# START OF DATA SECTION

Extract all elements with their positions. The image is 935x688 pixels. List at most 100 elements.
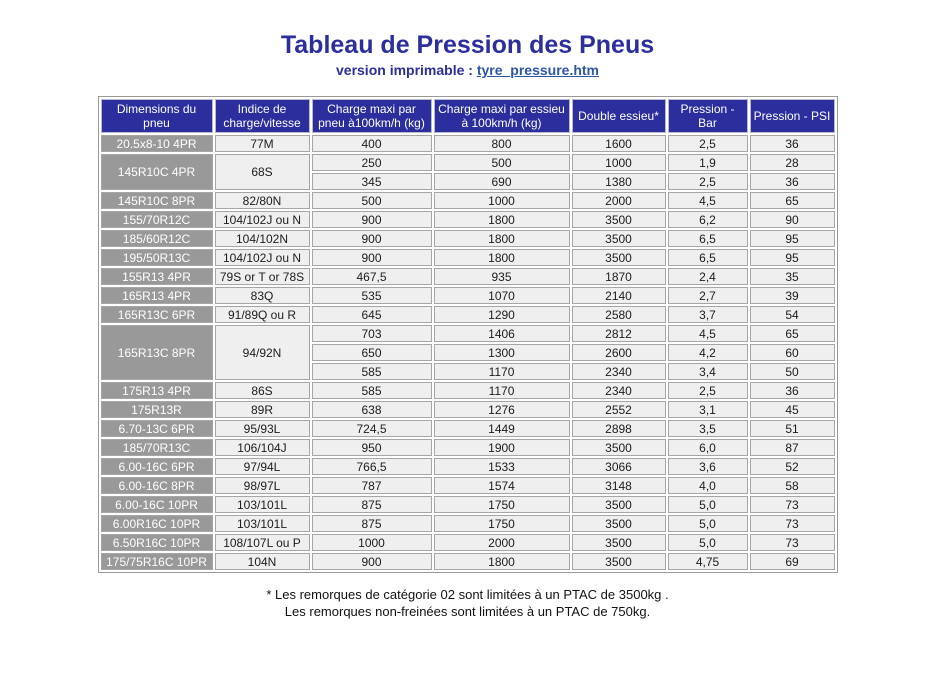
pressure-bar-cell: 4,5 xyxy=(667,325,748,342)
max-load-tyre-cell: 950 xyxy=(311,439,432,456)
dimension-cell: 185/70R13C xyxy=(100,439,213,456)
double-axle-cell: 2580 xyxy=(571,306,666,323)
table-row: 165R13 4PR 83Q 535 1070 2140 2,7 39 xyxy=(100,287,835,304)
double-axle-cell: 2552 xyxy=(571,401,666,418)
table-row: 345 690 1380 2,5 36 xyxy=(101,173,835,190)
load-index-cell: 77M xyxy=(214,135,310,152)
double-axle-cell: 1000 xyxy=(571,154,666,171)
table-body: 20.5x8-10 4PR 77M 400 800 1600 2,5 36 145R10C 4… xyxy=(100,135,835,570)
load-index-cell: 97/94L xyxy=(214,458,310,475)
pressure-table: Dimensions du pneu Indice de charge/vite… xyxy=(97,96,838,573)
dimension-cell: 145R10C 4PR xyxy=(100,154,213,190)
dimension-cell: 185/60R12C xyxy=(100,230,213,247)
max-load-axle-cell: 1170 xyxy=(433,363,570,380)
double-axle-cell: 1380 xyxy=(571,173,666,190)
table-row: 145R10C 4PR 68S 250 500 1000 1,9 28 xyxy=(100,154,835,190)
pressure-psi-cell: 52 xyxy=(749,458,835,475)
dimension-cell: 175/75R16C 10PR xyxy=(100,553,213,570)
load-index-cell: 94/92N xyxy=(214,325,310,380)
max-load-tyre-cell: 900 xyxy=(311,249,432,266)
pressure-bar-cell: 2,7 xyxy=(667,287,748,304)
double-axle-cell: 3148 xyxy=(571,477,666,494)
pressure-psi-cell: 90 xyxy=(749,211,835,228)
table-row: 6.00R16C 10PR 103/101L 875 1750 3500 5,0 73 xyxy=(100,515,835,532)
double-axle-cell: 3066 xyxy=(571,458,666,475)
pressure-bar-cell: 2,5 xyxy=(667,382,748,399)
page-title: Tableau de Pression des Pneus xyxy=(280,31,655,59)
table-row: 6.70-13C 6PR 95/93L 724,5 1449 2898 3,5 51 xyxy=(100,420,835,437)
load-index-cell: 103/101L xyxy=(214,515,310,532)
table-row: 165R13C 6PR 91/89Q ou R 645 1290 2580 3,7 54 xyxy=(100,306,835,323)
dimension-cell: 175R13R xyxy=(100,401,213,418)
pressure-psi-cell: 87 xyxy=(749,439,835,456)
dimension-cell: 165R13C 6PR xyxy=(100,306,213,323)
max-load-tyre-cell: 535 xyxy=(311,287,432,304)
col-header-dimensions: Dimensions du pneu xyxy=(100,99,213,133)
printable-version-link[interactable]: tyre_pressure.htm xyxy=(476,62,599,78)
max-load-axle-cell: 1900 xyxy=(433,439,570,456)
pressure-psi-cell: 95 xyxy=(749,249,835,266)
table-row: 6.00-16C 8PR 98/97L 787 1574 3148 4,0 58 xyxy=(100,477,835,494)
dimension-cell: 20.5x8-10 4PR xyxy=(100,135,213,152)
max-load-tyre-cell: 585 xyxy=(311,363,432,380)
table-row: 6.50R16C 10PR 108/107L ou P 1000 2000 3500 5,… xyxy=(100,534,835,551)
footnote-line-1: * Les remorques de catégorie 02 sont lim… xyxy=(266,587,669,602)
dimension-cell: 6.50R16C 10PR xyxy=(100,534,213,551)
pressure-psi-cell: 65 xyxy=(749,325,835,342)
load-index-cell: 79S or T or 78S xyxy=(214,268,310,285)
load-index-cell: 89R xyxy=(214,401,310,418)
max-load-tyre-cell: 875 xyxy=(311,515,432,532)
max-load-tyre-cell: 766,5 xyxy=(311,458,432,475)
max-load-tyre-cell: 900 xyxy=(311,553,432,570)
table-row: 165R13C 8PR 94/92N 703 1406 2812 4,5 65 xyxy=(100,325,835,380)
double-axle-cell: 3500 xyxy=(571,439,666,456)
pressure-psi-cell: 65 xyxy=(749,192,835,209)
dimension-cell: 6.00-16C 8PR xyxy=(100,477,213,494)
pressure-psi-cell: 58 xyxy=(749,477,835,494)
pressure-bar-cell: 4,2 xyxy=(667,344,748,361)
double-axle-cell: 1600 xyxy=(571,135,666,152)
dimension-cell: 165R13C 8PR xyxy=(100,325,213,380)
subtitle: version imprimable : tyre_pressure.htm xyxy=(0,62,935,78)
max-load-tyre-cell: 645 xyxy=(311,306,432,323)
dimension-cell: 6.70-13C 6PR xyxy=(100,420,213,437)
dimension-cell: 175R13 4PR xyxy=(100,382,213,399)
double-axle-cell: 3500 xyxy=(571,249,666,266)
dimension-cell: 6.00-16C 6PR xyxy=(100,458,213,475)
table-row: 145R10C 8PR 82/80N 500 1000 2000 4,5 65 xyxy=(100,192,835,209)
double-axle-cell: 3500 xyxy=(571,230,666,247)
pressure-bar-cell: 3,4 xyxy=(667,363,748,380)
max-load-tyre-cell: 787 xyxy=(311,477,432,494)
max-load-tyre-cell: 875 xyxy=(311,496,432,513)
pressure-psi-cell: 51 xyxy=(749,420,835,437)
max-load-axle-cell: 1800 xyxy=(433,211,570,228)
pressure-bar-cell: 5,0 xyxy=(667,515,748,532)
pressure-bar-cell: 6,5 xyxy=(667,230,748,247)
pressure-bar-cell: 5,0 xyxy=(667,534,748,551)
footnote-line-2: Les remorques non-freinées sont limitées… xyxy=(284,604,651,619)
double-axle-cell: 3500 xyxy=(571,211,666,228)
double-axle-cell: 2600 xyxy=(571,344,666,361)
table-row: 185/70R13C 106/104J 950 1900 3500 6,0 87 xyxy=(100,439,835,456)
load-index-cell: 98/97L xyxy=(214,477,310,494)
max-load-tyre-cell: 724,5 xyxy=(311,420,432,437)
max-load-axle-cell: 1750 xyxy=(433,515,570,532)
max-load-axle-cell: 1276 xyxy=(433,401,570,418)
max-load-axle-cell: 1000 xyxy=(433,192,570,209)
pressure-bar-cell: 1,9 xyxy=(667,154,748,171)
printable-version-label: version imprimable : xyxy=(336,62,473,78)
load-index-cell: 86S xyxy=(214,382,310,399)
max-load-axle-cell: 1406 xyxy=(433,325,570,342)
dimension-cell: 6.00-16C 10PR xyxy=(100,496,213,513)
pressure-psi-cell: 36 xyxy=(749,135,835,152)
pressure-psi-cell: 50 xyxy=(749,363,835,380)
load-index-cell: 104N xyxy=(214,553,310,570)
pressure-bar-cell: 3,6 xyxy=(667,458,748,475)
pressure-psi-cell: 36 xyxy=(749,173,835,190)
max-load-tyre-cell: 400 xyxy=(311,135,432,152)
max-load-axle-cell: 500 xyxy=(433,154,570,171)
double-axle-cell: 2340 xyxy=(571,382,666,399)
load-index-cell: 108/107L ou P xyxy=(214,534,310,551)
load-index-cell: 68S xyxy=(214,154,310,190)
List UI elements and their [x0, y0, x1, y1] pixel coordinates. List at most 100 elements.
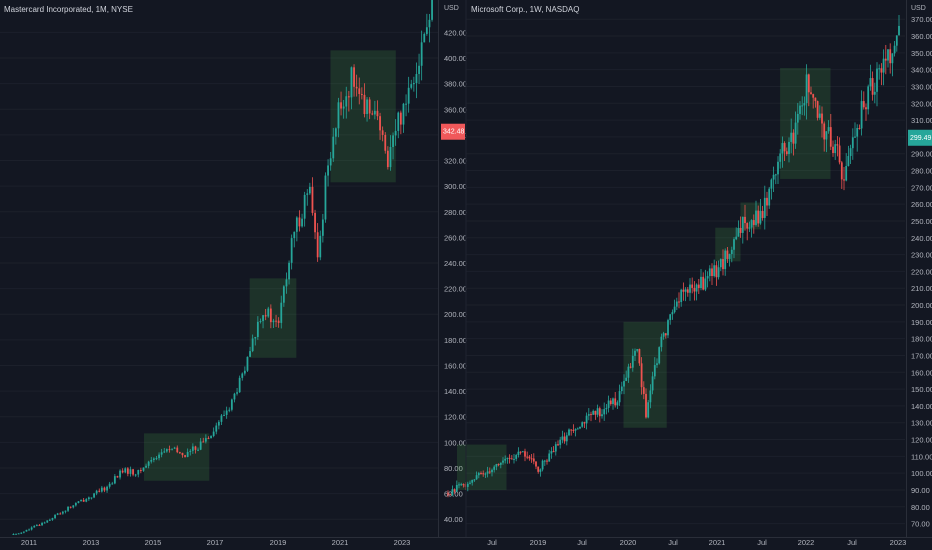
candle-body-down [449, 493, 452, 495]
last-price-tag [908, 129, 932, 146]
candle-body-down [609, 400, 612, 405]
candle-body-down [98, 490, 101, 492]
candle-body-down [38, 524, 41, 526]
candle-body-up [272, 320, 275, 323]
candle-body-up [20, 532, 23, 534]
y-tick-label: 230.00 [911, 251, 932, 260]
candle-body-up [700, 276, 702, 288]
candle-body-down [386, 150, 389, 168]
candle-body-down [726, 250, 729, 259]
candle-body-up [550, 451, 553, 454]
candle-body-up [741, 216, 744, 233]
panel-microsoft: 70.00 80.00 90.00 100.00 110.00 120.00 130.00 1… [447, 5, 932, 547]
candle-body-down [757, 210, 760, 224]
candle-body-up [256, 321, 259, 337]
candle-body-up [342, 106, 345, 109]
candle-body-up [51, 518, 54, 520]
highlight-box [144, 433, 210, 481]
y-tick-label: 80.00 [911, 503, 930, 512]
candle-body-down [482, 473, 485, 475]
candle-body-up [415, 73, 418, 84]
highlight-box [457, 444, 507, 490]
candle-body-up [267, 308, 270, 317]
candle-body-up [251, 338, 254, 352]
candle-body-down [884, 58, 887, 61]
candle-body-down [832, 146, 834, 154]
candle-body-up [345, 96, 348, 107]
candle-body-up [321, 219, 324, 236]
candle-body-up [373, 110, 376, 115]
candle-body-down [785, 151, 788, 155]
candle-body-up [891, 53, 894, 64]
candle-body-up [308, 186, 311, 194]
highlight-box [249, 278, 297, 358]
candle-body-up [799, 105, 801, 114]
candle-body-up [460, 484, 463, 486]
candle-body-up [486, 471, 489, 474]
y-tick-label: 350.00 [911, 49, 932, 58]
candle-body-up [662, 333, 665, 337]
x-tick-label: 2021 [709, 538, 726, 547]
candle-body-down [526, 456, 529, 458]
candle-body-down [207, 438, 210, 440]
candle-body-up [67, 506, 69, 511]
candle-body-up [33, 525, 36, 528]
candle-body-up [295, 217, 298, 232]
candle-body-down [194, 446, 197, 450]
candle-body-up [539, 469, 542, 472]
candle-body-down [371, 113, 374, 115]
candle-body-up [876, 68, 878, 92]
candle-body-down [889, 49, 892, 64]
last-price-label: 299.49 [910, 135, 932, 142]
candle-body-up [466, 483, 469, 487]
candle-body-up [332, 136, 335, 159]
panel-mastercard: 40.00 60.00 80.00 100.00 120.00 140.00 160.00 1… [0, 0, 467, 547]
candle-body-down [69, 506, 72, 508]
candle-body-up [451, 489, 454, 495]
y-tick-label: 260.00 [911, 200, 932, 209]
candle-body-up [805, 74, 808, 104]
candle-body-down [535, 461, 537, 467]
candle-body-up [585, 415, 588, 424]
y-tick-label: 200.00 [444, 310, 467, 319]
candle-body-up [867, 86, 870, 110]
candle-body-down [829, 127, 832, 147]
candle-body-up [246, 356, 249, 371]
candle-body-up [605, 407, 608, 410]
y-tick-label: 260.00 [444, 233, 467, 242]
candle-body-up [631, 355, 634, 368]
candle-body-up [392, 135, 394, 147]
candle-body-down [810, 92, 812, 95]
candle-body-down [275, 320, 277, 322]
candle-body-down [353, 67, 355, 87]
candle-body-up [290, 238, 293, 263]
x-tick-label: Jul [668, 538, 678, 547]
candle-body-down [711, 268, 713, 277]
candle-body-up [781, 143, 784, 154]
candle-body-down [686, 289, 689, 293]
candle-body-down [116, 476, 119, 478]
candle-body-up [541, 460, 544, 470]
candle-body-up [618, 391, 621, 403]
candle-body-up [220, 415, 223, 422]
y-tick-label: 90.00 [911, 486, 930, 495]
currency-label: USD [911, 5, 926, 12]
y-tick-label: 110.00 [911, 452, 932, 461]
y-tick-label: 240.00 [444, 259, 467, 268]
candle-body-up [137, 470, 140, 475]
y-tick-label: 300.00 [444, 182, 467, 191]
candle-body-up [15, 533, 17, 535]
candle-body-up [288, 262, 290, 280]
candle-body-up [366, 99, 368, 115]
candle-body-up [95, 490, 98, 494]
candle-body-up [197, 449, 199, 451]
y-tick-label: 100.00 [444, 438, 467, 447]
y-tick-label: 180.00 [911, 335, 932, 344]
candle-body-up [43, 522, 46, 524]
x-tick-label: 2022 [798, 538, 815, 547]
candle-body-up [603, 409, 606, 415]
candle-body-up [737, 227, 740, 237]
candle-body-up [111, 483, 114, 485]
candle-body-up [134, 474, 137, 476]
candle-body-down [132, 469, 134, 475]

# END OF DATA SECTION

- STATED GOAL -
Count how many lines in the rows above contain the string "printable", and reply with that number alone.

- SOLUTION TO THIS TASK -
2